• [GOAL OF THE EXERCISE]:
Repeat the material exactly, leaving nothing out.

--- START OF DATA EXCERPTS ---

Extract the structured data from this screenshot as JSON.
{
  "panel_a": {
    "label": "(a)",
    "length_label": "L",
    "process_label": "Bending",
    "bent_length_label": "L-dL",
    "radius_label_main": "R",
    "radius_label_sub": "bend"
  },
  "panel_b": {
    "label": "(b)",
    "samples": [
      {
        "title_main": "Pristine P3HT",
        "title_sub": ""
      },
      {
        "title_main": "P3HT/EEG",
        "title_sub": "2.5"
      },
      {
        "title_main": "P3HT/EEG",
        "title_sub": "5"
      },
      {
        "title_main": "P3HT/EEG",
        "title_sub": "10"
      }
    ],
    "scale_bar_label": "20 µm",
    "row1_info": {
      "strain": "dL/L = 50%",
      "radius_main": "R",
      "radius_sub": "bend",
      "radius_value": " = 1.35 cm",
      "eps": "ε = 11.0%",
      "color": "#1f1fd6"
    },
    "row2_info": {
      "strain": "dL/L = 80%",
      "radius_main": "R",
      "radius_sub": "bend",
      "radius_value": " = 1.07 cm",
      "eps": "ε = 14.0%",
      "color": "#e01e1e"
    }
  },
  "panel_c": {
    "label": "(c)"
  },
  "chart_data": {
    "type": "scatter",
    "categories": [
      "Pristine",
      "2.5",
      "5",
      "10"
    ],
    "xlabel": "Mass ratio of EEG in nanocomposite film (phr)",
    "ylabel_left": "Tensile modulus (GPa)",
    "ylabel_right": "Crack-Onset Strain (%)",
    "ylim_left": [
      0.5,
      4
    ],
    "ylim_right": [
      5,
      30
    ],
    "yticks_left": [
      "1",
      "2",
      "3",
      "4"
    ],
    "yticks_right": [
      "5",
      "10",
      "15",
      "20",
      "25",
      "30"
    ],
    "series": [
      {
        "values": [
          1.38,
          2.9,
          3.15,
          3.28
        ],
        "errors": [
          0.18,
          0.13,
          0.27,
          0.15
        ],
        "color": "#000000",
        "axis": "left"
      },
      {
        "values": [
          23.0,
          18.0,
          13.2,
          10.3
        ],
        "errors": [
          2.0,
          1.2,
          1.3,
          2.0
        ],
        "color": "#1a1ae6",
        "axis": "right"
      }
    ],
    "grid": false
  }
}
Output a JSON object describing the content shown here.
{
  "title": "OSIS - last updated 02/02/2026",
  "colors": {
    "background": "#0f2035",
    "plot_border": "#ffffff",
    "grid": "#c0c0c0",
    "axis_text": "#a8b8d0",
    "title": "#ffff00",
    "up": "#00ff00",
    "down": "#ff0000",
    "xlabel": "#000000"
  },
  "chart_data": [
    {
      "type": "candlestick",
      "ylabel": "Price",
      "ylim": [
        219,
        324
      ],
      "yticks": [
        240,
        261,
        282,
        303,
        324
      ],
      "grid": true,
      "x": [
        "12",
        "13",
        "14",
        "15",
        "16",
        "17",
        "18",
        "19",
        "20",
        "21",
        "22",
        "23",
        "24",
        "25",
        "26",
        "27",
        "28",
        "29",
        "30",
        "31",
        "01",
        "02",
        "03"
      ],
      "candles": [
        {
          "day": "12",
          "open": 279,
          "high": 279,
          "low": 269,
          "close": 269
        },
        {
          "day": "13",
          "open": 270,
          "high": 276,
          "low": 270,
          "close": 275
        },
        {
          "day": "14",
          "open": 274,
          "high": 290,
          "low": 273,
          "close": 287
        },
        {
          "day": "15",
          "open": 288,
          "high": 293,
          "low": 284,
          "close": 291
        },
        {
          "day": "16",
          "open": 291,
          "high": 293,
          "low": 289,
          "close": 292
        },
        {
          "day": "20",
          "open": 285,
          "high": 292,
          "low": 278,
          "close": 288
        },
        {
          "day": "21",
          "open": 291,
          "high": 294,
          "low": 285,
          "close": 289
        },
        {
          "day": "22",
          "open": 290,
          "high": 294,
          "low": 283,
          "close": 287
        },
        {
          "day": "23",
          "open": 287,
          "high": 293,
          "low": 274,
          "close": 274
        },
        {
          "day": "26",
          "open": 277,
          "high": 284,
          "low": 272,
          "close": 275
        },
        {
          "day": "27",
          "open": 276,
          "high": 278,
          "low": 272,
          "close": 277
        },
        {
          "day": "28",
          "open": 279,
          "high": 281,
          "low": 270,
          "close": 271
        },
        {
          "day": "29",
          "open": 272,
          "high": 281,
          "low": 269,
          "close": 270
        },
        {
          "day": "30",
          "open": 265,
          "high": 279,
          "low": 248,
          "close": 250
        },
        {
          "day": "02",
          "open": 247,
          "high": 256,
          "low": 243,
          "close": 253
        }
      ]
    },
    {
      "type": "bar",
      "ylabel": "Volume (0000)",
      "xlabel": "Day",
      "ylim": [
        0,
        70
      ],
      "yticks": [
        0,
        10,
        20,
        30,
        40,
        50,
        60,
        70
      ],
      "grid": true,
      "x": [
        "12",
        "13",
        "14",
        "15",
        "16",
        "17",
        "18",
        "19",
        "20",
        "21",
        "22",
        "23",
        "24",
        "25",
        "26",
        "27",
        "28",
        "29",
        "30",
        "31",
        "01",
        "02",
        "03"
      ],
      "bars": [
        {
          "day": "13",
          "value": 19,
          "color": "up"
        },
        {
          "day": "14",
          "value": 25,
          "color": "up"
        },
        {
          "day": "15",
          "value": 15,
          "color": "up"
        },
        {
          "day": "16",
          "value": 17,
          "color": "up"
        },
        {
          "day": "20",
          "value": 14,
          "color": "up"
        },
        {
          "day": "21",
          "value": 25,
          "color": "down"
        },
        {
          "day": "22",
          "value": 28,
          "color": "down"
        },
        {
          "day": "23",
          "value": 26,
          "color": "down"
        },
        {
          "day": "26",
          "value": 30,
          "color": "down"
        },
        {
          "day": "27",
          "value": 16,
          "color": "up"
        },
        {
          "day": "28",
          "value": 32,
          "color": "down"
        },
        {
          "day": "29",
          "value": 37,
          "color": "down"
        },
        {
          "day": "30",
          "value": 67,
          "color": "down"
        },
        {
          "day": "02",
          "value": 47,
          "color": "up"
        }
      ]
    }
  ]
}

--- END OF DATA EXCERPTS ---

• [COMPLETE RESPONSE]:
Extract the structured data from this screenshot as JSON.
{
  "panel_a": {
    "label": "(a)",
    "length_label": "L",
    "process_label": "Bending",
    "bent_length_label": "L-dL",
    "radius_label_main": "R",
    "radius_label_sub": "bend"
  },
  "panel_b": {
    "label": "(b)",
    "samples": [
      {
        "title_main": "Pristine P3HT",
        "title_sub": ""
      },
      {
        "title_main": "P3HT/EEG",
        "title_sub": "2.5"
      },
      {
        "title_main": "P3HT/EEG",
        "title_sub": "5"
      },
      {
        "title_main": "P3HT/EEG",
        "title_sub": "10"
      }
    ],
    "scale_bar_label": "20 µm",
    "row1_info": {
      "strain": "dL/L = 50%",
      "radius_main": "R",
      "radius_sub": "bend",
      "radius_value": " = 1.35 cm",
      "eps": "ε = 11.0%",
      "color": "#1f1fd6"
    },
    "row2_info": {
      "strain": "dL/L = 80%",
      "radius_main": "R",
      "radius_sub": "bend",
      "radius_value": " = 1.07 cm",
      "eps": "ε = 14.0%",
      "color": "#e01e1e"
    }
  },
  "panel_c": {
    "label": "(c)"
  },
  "chart_data": {
    "type": "scatter",
    "categories": [
      "Pristine",
      "2.5",
      "5",
      "10"
    ],
    "xlabel": "Mass ratio of EEG in nanocomposite film (phr)",
    "ylabel_left": "Tensile modulus (GPa)",
    "ylabel_right": "Crack-Onset Strain (%)",
    "ylim_left": [
      0.5,
      4
    ],
    "ylim_right": [
      5,
      30
    ],
    "yticks_left": [
      "1",
      "2",
      "3",
      "4"
    ],
    "yticks_right": [
      "5",
      "10",
      "15",
      "20",
      "25",
      "30"
    ],
    "series": [
      {
        "values": [
          1.38,
          2.9,
          3.15,
          3.28
        ],
        "errors": [
          0.18,
          0.13,
          0.27,
          0.15
        ],
        "color": "#000000",
        "axis": "left"
      },
      {
        "values": [
          23.0,
          18.0,
          13.2,
          10.3
        ],
        "errors": [
          2.0,
          1.2,
          1.3,
          2.0
        ],
        "color": "#1a1ae6",
        "axis": "right"
      }
    ],
    "grid": false
  }
}
Output a JSON object describing the content shown here.
{
  "title": "OSIS - last updated 02/02/2026",
  "colors": {
    "background": "#0f2035",
    "plot_border": "#ffffff",
    "grid": "#c0c0c0",
    "axis_text": "#a8b8d0",
    "title": "#ffff00",
    "up": "#00ff00",
    "down": "#ff0000",
    "xlabel": "#000000"
  },
  "chart_data": [
    {
      "type": "candlestick",
      "ylabel": "Price",
      "ylim": [
        219,
        324
      ],
      "yticks": [
        240,
        261,
        282,
        303,
        324
      ],
      "grid": true,
      "x": [
        "12",
        "13",
        "14",
        "15",
        "16",
        "17",
        "18",
        "19",
        "20",
        "21",
        "22",
        "23",
        "24",
        "25",
        "26",
        "27",
        "28",
        "29",
        "30",
        "31",
        "01",
        "02",
        "03"
      ],
      "candles": [
        {
          "day": "12",
          "open": 279,
          "high": 279,
          "low": 269,
          "close": 269
        },
        {
          "day": "13",
          "open": 270,
          "high": 276,
          "low": 270,
          "close": 275
        },
        {
          "day": "14",
          "open": 274,
          "high": 290,
          "low": 273,
          "close": 287
        },
        {
          "day": "15",
          "open": 288,
          "high": 293,
          "low": 284,
          "close": 291
        },
        {
          "day": "16",
          "open": 291,
          "high": 293,
          "low": 289,
          "close": 292
        },
        {
          "day": "20",
          "open": 285,
          "high": 292,
          "low": 278,
          "close": 288
        },
        {
          "day": "21",
          "open": 291,
          "high": 294,
          "low": 285,
          "close": 289
        },
        {
          "day": "22",
          "open": 290,
          "high": 294,
          "low": 283,
          "close": 287
        },
        {
          "day": "23",
          "open": 287,
          "high": 293,
          "low": 274,
          "close": 274
        },
        {
          "day": "26",
          "open": 277,
          "high": 284,
          "low": 272,
          "close": 275
        },
        {
          "day": "27",
          "open": 276,
          "high": 278,
          "low": 272,
          "close": 277
        },
        {
          "day": "28",
          "open": 279,
          "high": 281,
          "low": 270,
          "close": 271
        },
        {
          "day": "29",
          "open": 272,
          "high": 281,
          "low": 269,
          "close": 270
        },
        {
          "day": "30",
          "open": 265,
          "high": 279,
          "low": 248,
          "close": 250
        },
        {
          "day": "02",
          "open": 247,
          "high": 256,
          "low": 243,
          "close": 253
        }
      ]
    },
    {
      "type": "bar",
      "ylabel": "Volume (0000)",
      "xlabel": "Day",
      "ylim": [
        0,
        70
      ],
      "yticks": [
        0,
        10,
        20,
        30,
        40,
        50,
        60,
        70
      ],
      "grid": true,
      "x": [
        "12",
        "13",
        "14",
        "15",
        "16",
        "17",
        "18",
        "19",
        "20",
        "21",
        "22",
        "23",
        "24",
        "25",
        "26",
        "27",
        "28",
        "29",
        "30",
        "31",
        "01",
        "02",
        "03"
      ],
      "bars": [
        {
          "day": "13",
          "value": 19,
          "color": "up"
        },
        {
          "day": "14",
          "value": 25,
          "color": "up"
        },
        {
          "day": "15",
          "value": 15,
          "color": "up"
        },
        {
          "day": "16",
          "value": 17,
          "color": "up"
        },
        {
          "day": "20",
          "value": 14,
          "color": "up"
        },
        {
          "day": "21",
          "value": 25,
          "color": "down"
        },
        {
          "day": "22",
          "value": 28,
          "color": "down"
        },
        {
          "day": "23",
          "value": 26,
          "color": "down"
        },
        {
          "day": "26",
          "value": 30,
          "color": "down"
        },
        {
          "day": "27",
          "value": 16,
          "color": "up"
        },
        {
          "day": "28",
          "value": 32,
          "color": "down"
        },
        {
          "day": "29",
          "value": 37,
          "color": "down"
        },
        {
          "day": "30",
          "value": 67,
          "color": "down"
        },
        {
          "day": "02",
          "value": 47,
          "color": "up"
        }
      ]
    }
  ]
}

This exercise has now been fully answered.